**OBJECTIVE**.
Go over the entries below line by line, copying each one that contains the word "PERGOLA".

════════

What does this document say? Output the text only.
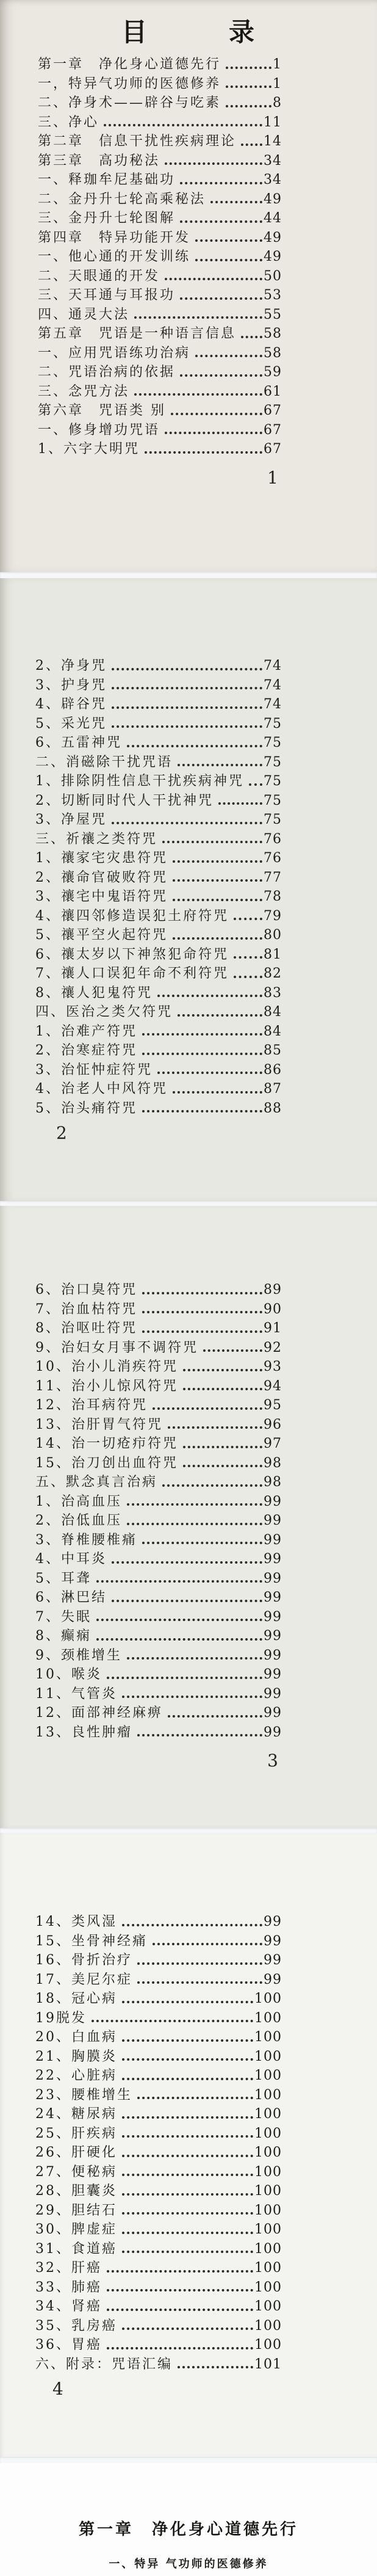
目　　　录
第一章　净化身心道德先行	1
一，特异气功师的医德修养	1
二、净身术——辟谷与吃素	8
三、净心	11
第二章　信息干扰性疾病理论 14
第三章　高功秘法	34
一、释珈牟尼基础功	34
二、金丹升七轮高乘秘法	49
三、金丹升七轮图解	44
第四章　特异功能开发	49
一、他心通的开发训练	49
二、天眼通的开发	50
三、天耳通与耳报功	53
四、通灵大法	55
第五章　咒语是一种语言信息 58
一、应用咒语练功治病	58
二、咒语治病的依据	59
三、念咒方法	61
第六章　咒语类 别	67
一、修身增功咒语	67
1、六字大明咒	67
1
2、净身咒	74
3、护身咒	74
4、辟谷咒	74
5、采光咒	75
6、五雷神咒	75
二、消磁除干扰咒语	75
1、排除阴性信息干扰疾病神咒 75
2、切断同时代人干扰神咒	75
3、净屋咒	75
三、祈禳之类符咒	76
1、禳家宅灾患符咒	76
2、禳命官破败符咒	77
3、禳宅中鬼语符咒	78
4、禳四邻修造误犯土府符咒	79
5、禳平空火起符咒	80
6、禳太岁以下神煞犯命符咒	81
7、禳人口误犯年命不利符咒	82
8、禳人犯鬼符咒	83
四、医治之类欠符咒	84
1、治难产符咒	84
2、治寒症符咒	85
3、治怔忡症符咒	86
4、治老人中风符咒	87
5、治头痛符咒	88
2
6、治口臭符咒	89
7、治血枯符咒	90
8、治呕吐符咒	91
9、治妇女月事不调符咒	92
10、治小儿消疾符咒	93
11、治小儿惊风符咒	94
12、治耳病符咒	95
13、治肝胃气符咒	96
14、治一切疮疖符咒	97
15、治刀创出血符咒	98
五、默念真言治病	98
1、治高血压	99
2、治低血压	99
3、脊椎腰椎痛	99
4、中耳炎	99
5、耳聋	99
6、淋巴结	99
7、失眠	99
8、癫痫	99
9、颈椎增生	99
10、喉炎	99
11、气管炎	99
12、面部神经麻痹	99
13、良性肿瘤	99
3
14、类风湿	99
15、坐骨神经痛	99
16、骨折治疗	99
17、美尼尔症	99
18、冠心病	100
19脱发	100
20、白血病	100
21、胸膜炎	100
22、心脏病	100
23、腰椎增生	100
24、糖尿病	100
25、肝疾病	100
26、肝硬化	100
27、便秘病	100
28、胆囊炎	100
29、胆结石	100
30、脾虚症	100
31、食道癌	100
32、肝癌	100
33、肺癌	100
34、肾癌	100
35、乳房癌	100
36、胃癌	100
六、附录：咒语汇编	101
4
第一章　净化身心道德先行
一、特异 气功师的医德修养
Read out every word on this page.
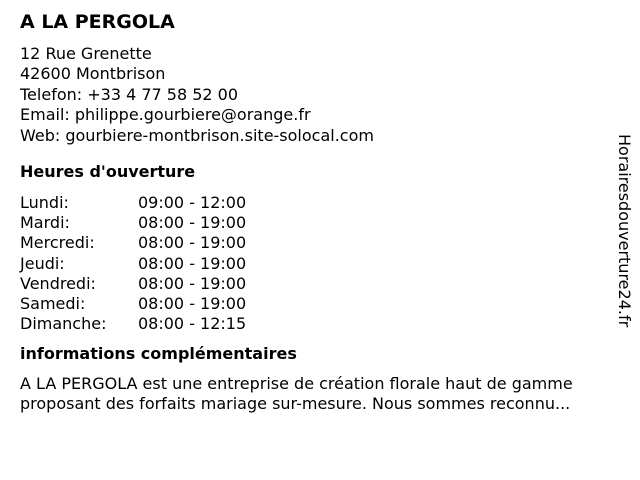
A LA PERGOLA
12 Rue Grenette
42600 Montbrison
Telefon: +33 4 77 58 52 00
Email: philippe.gourbiere@orange.fr
Web: gourbiere-montbrison.site-solocal.com
Heures d'ouverture
Lundi:	09:00 - 12:00
Mardi:	08:00 - 19:00
Mercredi:	08:00 - 19:00
Jeudi:	08:00 - 19:00
Vendredi:	08:00 - 19:00
Samedi:	08:00 - 19:00
Dimanche:	08:00 - 12:15
informations complémentaires
A LA PERGOLA est une entreprise de création florale haut de gamme proposant des forfaits mariage sur-mesure. Nous sommes reconnu...
Horairesdouverture24.fr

════════

**OUTPUT FOR THIS EXERCISE**.
A LA PERGOLA
A LA PERGOLA est une entreprise de création florale haut de gamme proposant des forfaits mariage sur-mesure. Nous sommes reconnu...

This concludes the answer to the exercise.